(Excerpts from a dataset)
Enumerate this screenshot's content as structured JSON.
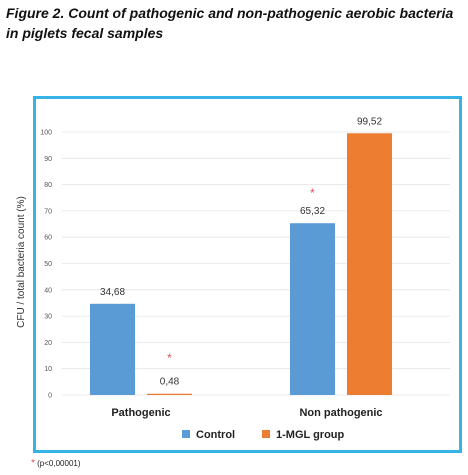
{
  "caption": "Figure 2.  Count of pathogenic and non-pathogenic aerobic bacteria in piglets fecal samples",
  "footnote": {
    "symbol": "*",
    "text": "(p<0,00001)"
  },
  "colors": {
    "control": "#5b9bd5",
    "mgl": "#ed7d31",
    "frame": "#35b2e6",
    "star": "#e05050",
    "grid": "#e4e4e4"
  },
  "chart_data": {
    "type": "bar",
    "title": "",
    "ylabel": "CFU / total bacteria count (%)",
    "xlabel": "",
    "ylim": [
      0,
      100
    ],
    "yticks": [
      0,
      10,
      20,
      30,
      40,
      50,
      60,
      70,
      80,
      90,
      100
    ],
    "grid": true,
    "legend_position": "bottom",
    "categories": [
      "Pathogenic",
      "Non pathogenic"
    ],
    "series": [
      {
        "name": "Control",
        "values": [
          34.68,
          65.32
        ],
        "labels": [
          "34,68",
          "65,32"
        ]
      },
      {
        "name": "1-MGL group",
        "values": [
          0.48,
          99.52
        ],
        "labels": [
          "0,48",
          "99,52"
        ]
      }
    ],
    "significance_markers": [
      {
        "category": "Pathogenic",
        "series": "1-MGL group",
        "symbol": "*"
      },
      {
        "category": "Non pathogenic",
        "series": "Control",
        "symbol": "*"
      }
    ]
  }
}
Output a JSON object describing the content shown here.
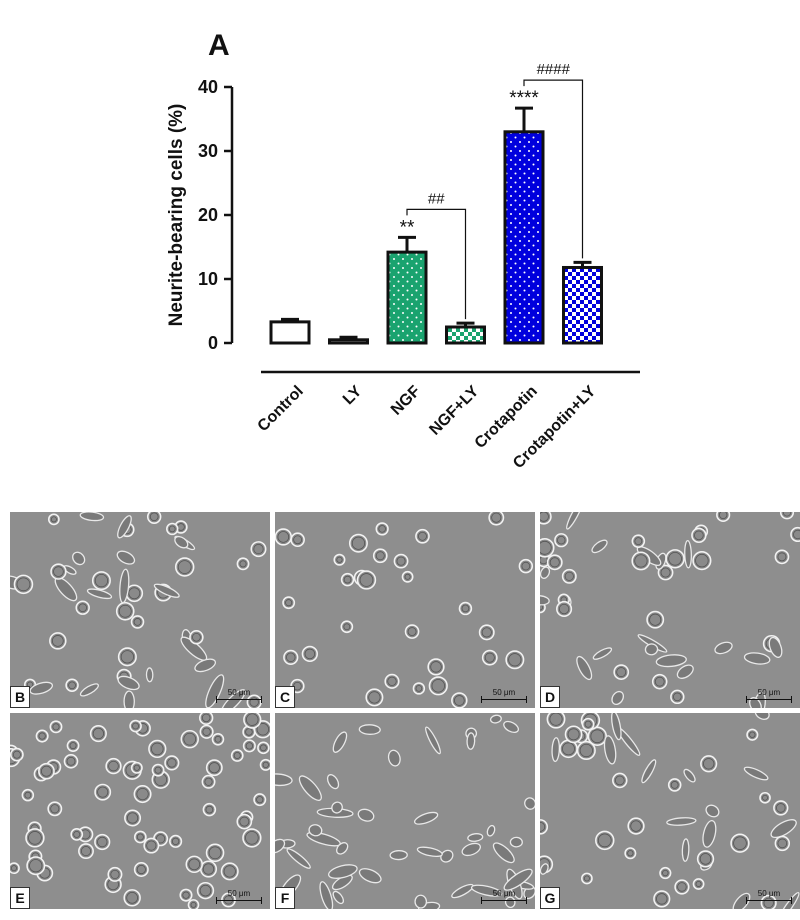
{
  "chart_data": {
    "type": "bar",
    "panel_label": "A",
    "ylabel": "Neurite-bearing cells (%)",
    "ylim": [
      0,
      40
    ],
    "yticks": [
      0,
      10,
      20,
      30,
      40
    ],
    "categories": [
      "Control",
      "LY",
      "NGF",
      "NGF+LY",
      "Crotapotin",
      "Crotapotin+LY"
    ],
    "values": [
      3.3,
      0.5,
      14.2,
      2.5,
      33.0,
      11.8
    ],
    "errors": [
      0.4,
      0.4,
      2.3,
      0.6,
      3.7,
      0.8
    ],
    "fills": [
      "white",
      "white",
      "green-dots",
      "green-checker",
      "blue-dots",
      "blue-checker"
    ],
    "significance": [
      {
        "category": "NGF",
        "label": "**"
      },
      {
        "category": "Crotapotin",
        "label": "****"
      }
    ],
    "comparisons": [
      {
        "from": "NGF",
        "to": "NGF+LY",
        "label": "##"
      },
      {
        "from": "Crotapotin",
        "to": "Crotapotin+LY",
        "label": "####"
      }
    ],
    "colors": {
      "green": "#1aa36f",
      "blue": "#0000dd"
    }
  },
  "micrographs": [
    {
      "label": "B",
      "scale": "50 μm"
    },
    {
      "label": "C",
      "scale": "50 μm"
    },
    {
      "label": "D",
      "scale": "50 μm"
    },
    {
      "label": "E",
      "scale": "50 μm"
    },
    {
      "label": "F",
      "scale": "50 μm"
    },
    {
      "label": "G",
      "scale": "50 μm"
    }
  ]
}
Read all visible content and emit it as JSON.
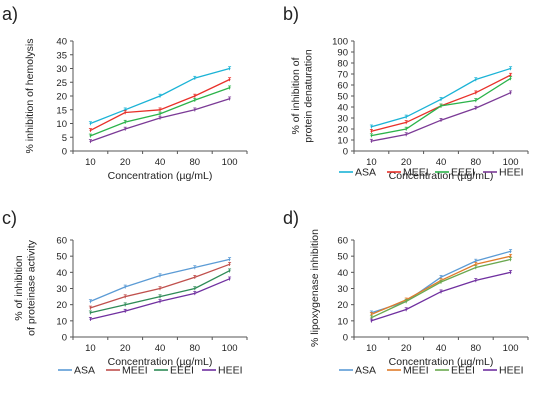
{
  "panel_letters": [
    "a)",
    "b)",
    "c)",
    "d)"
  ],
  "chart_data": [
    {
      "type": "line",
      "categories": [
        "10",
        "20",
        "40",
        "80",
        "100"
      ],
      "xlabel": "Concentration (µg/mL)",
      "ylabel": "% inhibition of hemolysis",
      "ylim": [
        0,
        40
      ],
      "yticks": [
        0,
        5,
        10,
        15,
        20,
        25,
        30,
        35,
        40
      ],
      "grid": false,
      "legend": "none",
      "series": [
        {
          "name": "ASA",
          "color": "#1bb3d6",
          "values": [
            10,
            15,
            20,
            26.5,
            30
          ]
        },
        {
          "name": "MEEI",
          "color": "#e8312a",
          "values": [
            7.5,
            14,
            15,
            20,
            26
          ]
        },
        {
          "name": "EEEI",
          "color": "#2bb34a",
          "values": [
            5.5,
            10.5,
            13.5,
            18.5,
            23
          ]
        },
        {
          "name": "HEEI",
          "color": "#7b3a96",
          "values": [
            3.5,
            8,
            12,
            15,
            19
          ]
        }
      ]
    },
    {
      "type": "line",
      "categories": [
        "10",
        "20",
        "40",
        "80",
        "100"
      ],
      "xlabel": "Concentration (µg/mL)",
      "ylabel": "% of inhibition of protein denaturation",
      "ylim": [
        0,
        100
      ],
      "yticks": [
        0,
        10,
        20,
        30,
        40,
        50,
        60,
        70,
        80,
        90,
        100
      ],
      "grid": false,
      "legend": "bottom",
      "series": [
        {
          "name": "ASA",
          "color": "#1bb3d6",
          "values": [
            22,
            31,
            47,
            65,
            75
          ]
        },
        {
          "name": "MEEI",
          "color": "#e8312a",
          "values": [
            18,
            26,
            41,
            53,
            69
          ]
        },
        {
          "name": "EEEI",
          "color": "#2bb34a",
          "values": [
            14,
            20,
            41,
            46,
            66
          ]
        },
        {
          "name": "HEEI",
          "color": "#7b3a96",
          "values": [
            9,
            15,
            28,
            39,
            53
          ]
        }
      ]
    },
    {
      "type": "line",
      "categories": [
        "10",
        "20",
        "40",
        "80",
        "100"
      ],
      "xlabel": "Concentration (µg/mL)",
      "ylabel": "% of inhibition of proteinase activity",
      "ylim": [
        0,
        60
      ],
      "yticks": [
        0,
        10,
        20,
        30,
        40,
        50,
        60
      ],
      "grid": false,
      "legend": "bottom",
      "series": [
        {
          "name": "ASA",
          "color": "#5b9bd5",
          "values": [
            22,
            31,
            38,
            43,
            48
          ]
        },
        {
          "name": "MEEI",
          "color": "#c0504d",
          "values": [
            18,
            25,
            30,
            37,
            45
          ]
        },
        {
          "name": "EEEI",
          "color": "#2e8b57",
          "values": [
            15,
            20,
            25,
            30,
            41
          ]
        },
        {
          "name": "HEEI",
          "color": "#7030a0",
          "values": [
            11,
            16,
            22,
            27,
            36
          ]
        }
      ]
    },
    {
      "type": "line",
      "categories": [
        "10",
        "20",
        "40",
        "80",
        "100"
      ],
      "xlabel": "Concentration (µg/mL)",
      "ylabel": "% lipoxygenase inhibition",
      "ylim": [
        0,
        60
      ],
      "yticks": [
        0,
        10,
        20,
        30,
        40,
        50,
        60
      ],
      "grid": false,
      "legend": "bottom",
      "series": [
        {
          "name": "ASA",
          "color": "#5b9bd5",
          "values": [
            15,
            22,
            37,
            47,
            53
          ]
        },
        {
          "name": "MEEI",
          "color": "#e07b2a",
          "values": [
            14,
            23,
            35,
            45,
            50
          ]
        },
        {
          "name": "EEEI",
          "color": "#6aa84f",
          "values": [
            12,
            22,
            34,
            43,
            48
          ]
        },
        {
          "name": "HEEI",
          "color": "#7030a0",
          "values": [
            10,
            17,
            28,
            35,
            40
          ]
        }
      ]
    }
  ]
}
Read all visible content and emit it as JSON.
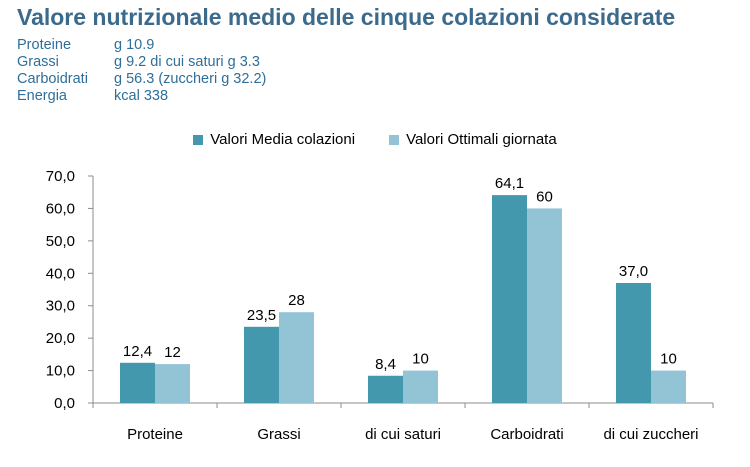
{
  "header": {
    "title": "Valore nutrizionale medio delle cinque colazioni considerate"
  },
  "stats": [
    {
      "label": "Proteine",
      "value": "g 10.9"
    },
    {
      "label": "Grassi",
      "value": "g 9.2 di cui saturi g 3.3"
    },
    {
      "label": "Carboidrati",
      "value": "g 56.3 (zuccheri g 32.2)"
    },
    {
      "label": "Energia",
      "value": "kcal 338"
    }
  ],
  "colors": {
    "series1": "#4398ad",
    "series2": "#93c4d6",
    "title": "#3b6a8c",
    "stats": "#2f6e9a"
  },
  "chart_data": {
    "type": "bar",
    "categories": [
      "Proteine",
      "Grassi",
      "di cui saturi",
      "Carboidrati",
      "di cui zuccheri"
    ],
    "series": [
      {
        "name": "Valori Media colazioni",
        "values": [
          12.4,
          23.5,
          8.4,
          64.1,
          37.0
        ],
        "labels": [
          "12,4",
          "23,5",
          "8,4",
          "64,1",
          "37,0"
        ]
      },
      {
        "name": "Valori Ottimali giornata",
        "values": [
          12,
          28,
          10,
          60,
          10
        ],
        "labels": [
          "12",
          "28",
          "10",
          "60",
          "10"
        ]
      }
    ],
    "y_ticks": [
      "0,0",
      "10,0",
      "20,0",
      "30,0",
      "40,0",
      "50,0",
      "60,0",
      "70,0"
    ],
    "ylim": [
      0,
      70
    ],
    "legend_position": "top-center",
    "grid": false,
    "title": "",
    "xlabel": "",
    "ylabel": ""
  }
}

- **INSTRUCTIONS TO FOLLOW**: Isolate the lines above that contain the word "JSON" and copy them.

- **RESULT**:
Enumerate this screenshot's content as structured JSON.
Output a JSON object describing the content shown here.
Read all visible content and emit it as JSON.
Read all visible content and emit it as JSON.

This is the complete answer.